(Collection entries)
· · · ·

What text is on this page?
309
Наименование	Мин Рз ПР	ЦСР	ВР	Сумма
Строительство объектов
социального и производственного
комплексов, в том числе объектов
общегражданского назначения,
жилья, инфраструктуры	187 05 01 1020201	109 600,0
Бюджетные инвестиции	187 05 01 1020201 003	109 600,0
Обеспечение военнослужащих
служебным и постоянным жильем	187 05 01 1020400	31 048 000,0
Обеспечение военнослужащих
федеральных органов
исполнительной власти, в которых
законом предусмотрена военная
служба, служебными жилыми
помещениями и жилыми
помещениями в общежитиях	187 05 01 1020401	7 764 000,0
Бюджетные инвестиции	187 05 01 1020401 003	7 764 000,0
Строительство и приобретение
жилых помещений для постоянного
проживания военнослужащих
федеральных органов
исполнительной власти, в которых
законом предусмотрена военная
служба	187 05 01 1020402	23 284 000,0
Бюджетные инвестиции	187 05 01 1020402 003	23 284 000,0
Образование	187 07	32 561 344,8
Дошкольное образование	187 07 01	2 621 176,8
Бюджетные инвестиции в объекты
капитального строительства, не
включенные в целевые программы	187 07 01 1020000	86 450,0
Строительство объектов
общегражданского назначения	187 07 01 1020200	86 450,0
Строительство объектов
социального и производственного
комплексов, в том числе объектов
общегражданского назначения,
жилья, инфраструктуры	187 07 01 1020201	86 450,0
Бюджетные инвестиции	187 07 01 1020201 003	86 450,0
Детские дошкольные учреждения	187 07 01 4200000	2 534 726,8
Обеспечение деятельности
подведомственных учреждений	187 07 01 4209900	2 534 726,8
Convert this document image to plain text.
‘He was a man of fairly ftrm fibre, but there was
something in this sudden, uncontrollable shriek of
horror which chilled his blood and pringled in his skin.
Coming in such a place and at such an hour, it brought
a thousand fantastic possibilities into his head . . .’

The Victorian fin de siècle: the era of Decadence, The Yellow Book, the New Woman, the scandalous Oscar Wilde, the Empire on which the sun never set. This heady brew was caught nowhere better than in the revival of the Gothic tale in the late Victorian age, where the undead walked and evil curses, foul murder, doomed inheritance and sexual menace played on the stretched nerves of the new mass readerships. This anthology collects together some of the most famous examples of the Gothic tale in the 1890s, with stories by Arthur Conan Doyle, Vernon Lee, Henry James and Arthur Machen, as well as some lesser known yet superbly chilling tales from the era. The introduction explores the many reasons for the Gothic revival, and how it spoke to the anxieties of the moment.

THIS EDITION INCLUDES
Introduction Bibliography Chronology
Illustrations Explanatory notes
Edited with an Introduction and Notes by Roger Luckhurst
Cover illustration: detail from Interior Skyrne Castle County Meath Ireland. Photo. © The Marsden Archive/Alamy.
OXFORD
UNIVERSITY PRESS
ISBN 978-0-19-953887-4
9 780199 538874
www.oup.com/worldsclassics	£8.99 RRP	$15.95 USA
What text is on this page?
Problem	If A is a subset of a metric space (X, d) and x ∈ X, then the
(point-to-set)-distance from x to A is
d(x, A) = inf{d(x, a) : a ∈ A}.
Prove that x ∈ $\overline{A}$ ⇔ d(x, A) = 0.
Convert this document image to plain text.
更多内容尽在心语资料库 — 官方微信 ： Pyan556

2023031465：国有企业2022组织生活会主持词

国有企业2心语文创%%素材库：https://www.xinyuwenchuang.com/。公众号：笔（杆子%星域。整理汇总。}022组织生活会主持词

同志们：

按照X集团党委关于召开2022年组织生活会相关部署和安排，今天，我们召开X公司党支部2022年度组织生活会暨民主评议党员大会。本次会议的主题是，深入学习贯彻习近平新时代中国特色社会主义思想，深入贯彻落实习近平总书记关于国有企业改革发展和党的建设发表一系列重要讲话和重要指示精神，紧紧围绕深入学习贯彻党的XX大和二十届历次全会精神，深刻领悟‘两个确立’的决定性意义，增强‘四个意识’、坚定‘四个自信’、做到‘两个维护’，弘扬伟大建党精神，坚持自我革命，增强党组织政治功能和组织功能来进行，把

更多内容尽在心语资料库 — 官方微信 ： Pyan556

· · · ·

Identify each line in the entries with the word "помещениями" and copy it.

**Answer in full**
помещениями и жилыми
помещениями в общежитиях	187 05 01 1020401	7 764 000,0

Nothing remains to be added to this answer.